• **Task details**
Work through the data and report how many lines include the string "text", giving the number alone.

• **Supplied data**
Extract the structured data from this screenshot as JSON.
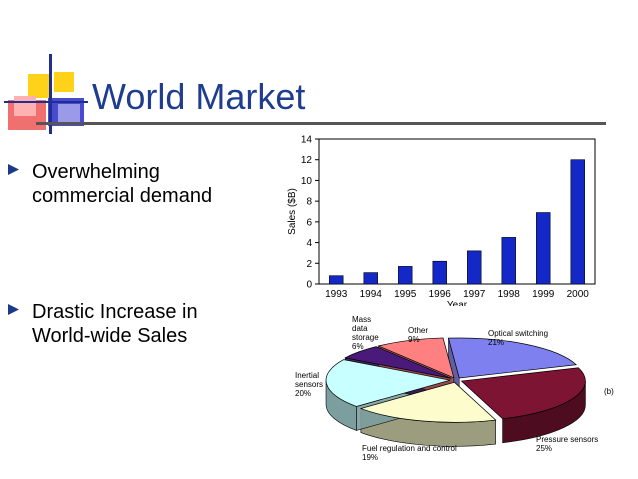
{
  "slide": {
    "title": "World Market",
    "bullets": [
      {
        "text": "Overwhelming commercial demand"
      },
      {
        "text": "Drastic Increase in World-wide Sales"
      }
    ],
    "accent_color": "#1f3d8f"
  },
  "chart_data": [
    {
      "type": "bar",
      "categories": [
        "1993",
        "1994",
        "1995",
        "1996",
        "1997",
        "1998",
        "1999",
        "2000"
      ],
      "values": [
        0.8,
        1.1,
        1.7,
        2.2,
        3.2,
        4.5,
        6.9,
        12.0
      ],
      "xlabel": "Year",
      "ylabel": "Sales ($B)",
      "ylim": [
        0,
        14
      ],
      "yticks": [
        "0",
        "2",
        "4",
        "6",
        "8",
        "10",
        "12",
        "14"
      ],
      "bar_color": "#1428c8",
      "grid": false
    },
    {
      "type": "pie",
      "style": "3d-exploded",
      "corner_label": "(b)",
      "slices": [
        {
          "label_lines": [
            "Optical switching",
            "21%"
          ],
          "value": 21,
          "color": "#7f80f0"
        },
        {
          "label_lines": [
            "Pressure sensors",
            "25%"
          ],
          "value": 25,
          "color": "#7d1433"
        },
        {
          "label_lines": [
            "Fuel regulation and control",
            "19%"
          ],
          "value": 19,
          "color": "#fcfccc"
        },
        {
          "label_lines": [
            "Inertial",
            "sensors",
            "20%"
          ],
          "value": 20,
          "color": "#c8ffff"
        },
        {
          "label_lines": [
            "Mass",
            "data",
            "storage",
            "6%"
          ],
          "value": 6,
          "color": "#4a1a7a"
        },
        {
          "label_lines": [
            "Other",
            "9%"
          ],
          "value": 9,
          "color": "#ff8080"
        }
      ]
    }
  ]
}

• **Right answer**
2